• **Instructions for the task**:
Only the pictures are left out: repeat the rest of the entries exactly.

[Dataset records]
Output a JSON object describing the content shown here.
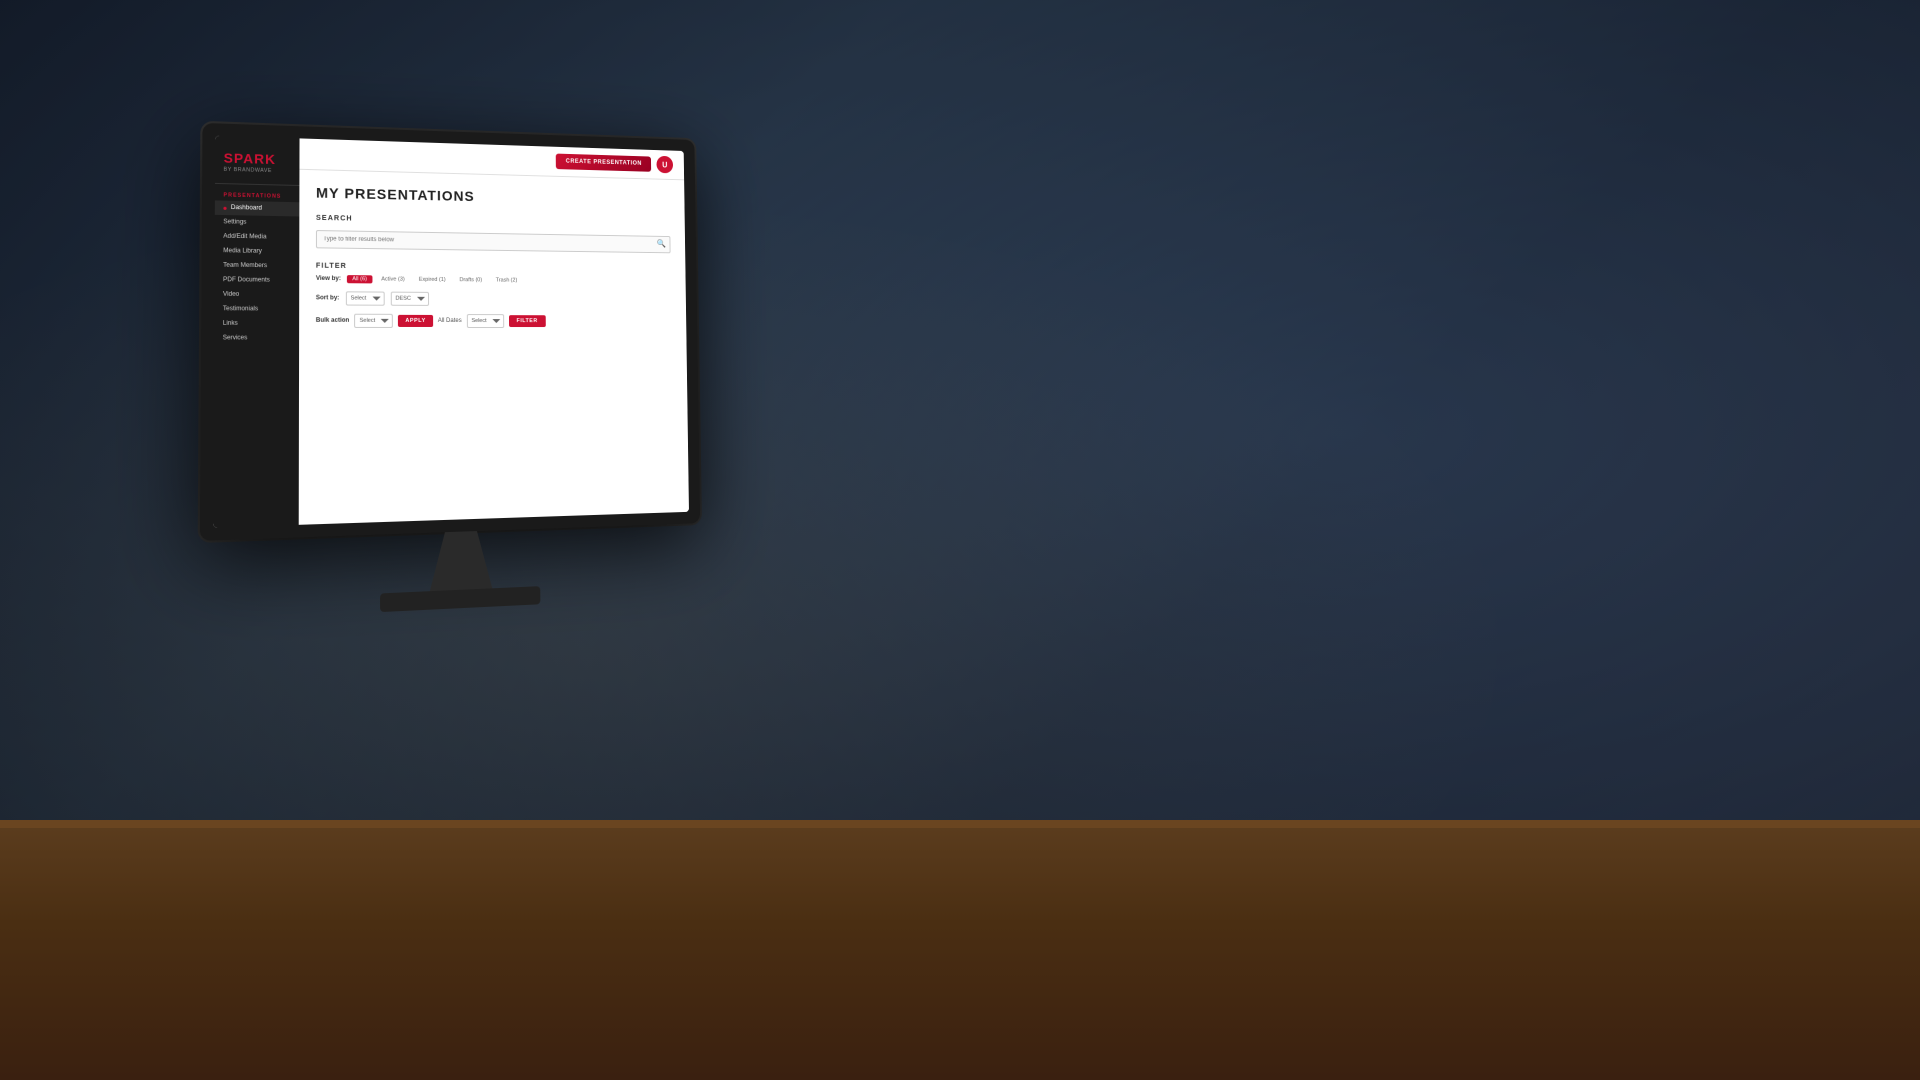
{
  "app": {
    "logo": {
      "main": "SP",
      "accent": "ARK",
      "sub": "BY BRANDWAVE"
    },
    "topbar": {
      "create_button_label": "CREATE PRESENTATION",
      "user_initial": "U"
    },
    "sidebar": {
      "section_label": "PRESENTATIONS",
      "items": [
        {
          "label": "Dashboard",
          "active": true
        },
        {
          "label": "Settings",
          "active": false
        },
        {
          "label": "Add/Edit Media",
          "active": false
        },
        {
          "label": "Media Library",
          "active": false
        },
        {
          "label": "Team Members",
          "active": false
        },
        {
          "label": "PDF Documents",
          "active": false
        },
        {
          "label": "Video",
          "active": false
        },
        {
          "label": "Testimonials",
          "active": false
        },
        {
          "label": "Links",
          "active": false
        },
        {
          "label": "Services",
          "active": false
        }
      ]
    },
    "main": {
      "page_title": "MY PRESENTATIONS",
      "search": {
        "label": "SEARCH",
        "placeholder": "Type to filter results below"
      },
      "filter": {
        "label": "FILTER",
        "view_by_label": "View by:",
        "tags": [
          {
            "label": "All (6)",
            "active": true
          },
          {
            "label": "Active (3)",
            "active": false
          },
          {
            "label": "Expired (1)",
            "active": false
          },
          {
            "label": "Drafts (0)",
            "active": false
          },
          {
            "label": "Trash (2)",
            "active": false
          }
        ]
      },
      "sort": {
        "label": "Sort by:",
        "select_placeholder": "Select",
        "order_placeholder": "DESC"
      },
      "bulk_action": {
        "label": "Bulk action",
        "select_placeholder": "Select",
        "apply_button": "APPLY",
        "all_dates_label": "All Dates",
        "date_select_placeholder": "Select",
        "filter_button": "FILTER"
      }
    }
  }
}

• **Final result**:
Output a JSON object describing the content shown here.
{
  "app": {
    "logo": {
      "main": "SP",
      "accent": "ARK",
      "sub": "BY BRANDWAVE"
    },
    "topbar": {
      "create_button_label": "CREATE PRESENTATION",
      "user_initial": "U"
    },
    "sidebar": {
      "section_label": "PRESENTATIONS",
      "items": [
        {
          "label": "Dashboard",
          "active": true
        },
        {
          "label": "Settings",
          "active": false
        },
        {
          "label": "Add/Edit Media",
          "active": false
        },
        {
          "label": "Media Library",
          "active": false
        },
        {
          "label": "Team Members",
          "active": false
        },
        {
          "label": "PDF Documents",
          "active": false
        },
        {
          "label": "Video",
          "active": false
        },
        {
          "label": "Testimonials",
          "active": false
        },
        {
          "label": "Links",
          "active": false
        },
        {
          "label": "Services",
          "active": false
        }
      ]
    },
    "main": {
      "page_title": "MY PRESENTATIONS",
      "search": {
        "label": "SEARCH",
        "placeholder": "Type to filter results below"
      },
      "filter": {
        "label": "FILTER",
        "view_by_label": "View by:",
        "tags": [
          {
            "label": "All (6)",
            "active": true
          },
          {
            "label": "Active (3)",
            "active": false
          },
          {
            "label": "Expired (1)",
            "active": false
          },
          {
            "label": "Drafts (0)",
            "active": false
          },
          {
            "label": "Trash (2)",
            "active": false
          }
        ]
      },
      "sort": {
        "label": "Sort by:",
        "select_placeholder": "Select",
        "order_placeholder": "DESC"
      },
      "bulk_action": {
        "label": "Bulk action",
        "select_placeholder": "Select",
        "apply_button": "APPLY",
        "all_dates_label": "All Dates",
        "date_select_placeholder": "Select",
        "filter_button": "FILTER"
      }
    }
  }
}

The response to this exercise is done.